- Selected excerpt
####################
Sulfamate baths cannot be used for periodic reverse pulse deposition, sulfur alloyed anodes (2% S) being employed to prevent the sulfamate from decomposing into ammonia and sulfuric acid (ruining the bath). If the current is reversed, the cathode coated with non-sulfur alloyed nickel or cobalt becomes an anode and the sulfamate is destroyed.

When using a Watt's bath, a chloride bath or a combination thereof, it is not possible to obtain platings using a direct current without tensile stresses. In sulfamate baths the stress in the plating--from compressive stress through stress-free to tensile stresses--depends on the cathodic current intensity IK. Consequently, on simple geometric shapes stress-free platings can be obtained by means of a sulfamate bath at a specific IK which depends on the temperature and may e.g. be of approximately 10 A/dm2, but on more complicated geometric shapes this current intensity IK is not distributed evenly on the entire surface of the member and causes internal stresses.
####################
(Listings of element regions)
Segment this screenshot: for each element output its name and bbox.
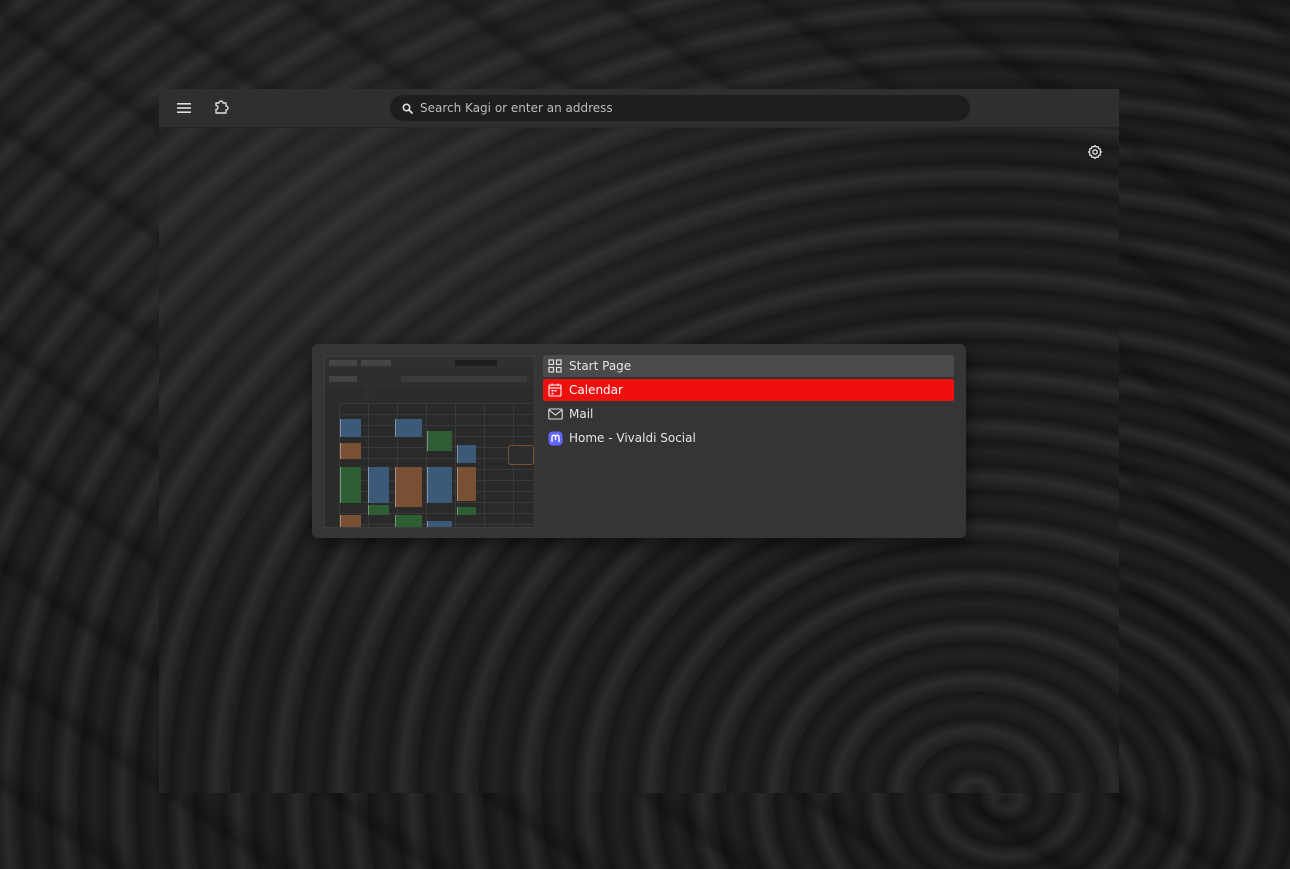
tab-calendar[interactable]: Calendar — [543, 379, 954, 401]
preview-event — [427, 521, 452, 527]
puzzle-extension-icon — [213, 97, 231, 119]
address-bar[interactable] — [390, 95, 970, 121]
calendar-icon — [547, 382, 563, 398]
preview-new-event — [329, 360, 357, 366]
mail-icon — [547, 406, 563, 422]
preview-today-button — [329, 376, 357, 382]
preview-event — [395, 467, 422, 507]
browser-toolbar — [159, 89, 1119, 128]
grid-icon — [547, 358, 563, 374]
mastodon-icon — [547, 430, 563, 446]
preview-search-box — [455, 360, 497, 366]
preview-event — [427, 431, 452, 451]
tab-label: Calendar — [569, 383, 623, 397]
tab-label: Mail — [569, 407, 594, 421]
tab-label: Home - Vivaldi Social — [569, 431, 696, 445]
preview-event — [395, 515, 422, 527]
preview-event — [427, 467, 452, 503]
tab-vivaldi-social[interactable]: Home - Vivaldi Social — [543, 427, 954, 449]
gear-icon — [1087, 144, 1103, 164]
preview-view-tabs — [401, 376, 527, 382]
preview-calendars-menu — [361, 360, 391, 366]
preview-event — [340, 515, 361, 527]
preview-add-event-button — [508, 445, 534, 465]
extensions-button[interactable] — [209, 95, 235, 121]
tab-start-page[interactable]: Start Page — [543, 355, 954, 377]
tab-switcher-list: Start Page Calendar Mail Home - Vivaldi … — [543, 355, 954, 451]
preview-event — [368, 505, 389, 515]
tab-label: Start Page — [569, 359, 632, 373]
preview-date-range — [365, 373, 375, 401]
preview-event — [395, 419, 422, 437]
tab-switcher-popup: Start Page Calendar Mail Home - Vivaldi … — [312, 344, 966, 538]
preview-event — [340, 443, 361, 459]
preview-event — [340, 419, 361, 437]
preview-event — [457, 445, 476, 463]
address-input[interactable] — [420, 101, 970, 115]
preview-event — [457, 467, 476, 501]
hamburger-menu-icon — [177, 99, 191, 118]
preview-event — [368, 467, 389, 503]
tab-mail[interactable]: Mail — [543, 403, 954, 425]
menu-button[interactable] — [171, 95, 197, 121]
search-icon — [394, 102, 420, 114]
tab-preview-thumbnail — [324, 356, 535, 528]
preview-event — [340, 467, 361, 503]
start-page-settings-button[interactable] — [1085, 144, 1105, 164]
preview-event — [457, 507, 476, 515]
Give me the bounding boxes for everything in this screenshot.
####################
- Objective
Can you repeat, word for word, the stretch of the passage on sulfamate plating baths from "Sulfamate baths cannot" through "sulfamate is destroyed."? These entries have no connection to the passage on sulfamate plating baths.

- Exercise answer
Sulfamate baths cannot be used for periodic reverse pulse deposition, sulfur alloyed anodes (2% S) being employed to prevent the sulfamate from decomposing into ammonia and sulfuric acid (ruining the bath). If the current is reversed, the cathode coated with non-sulfur alloyed nickel or cobalt becomes an anode and the sulfamate is destroyed.